SHORT EXERCISE
Print each line of the listing once more, precisely as given.

Data entries
-*-*-

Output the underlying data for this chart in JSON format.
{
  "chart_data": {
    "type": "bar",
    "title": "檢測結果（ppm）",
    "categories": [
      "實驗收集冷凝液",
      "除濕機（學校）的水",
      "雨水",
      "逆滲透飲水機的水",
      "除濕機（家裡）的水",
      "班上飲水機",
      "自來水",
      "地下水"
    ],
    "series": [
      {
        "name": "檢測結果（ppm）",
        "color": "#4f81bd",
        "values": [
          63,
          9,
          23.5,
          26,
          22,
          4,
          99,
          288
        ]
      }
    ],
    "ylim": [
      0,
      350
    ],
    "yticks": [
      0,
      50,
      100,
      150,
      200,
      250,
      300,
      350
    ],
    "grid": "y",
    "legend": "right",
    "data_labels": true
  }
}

-*-*-

SOLUTION TO THIS TASK
Output the underlying data for this chart in JSON format.
{
  "chart_data": {
    "type": "bar",
    "title": "檢測結果（ppm）",
    "categories": [
      "實驗收集冷凝液",
      "除濕機（學校）的水",
      "雨水",
      "逆滲透飲水機的水",
      "除濕機（家裡）的水",
      "班上飲水機",
      "自來水",
      "地下水"
    ],
    "series": [
      {
        "name": "檢測結果（ppm）",
        "color": "#4f81bd",
        "values": [
          63,
          9,
          23.5,
          26,
          22,
          4,
          99,
          288
        ]
      }
    ],
    "ylim": [
      0,
      350
    ],
    "yticks": [
      0,
      50,
      100,
      150,
      200,
      250,
      300,
      350
    ],
    "grid": "y",
    "legend": "right",
    "data_labels": true
  }
}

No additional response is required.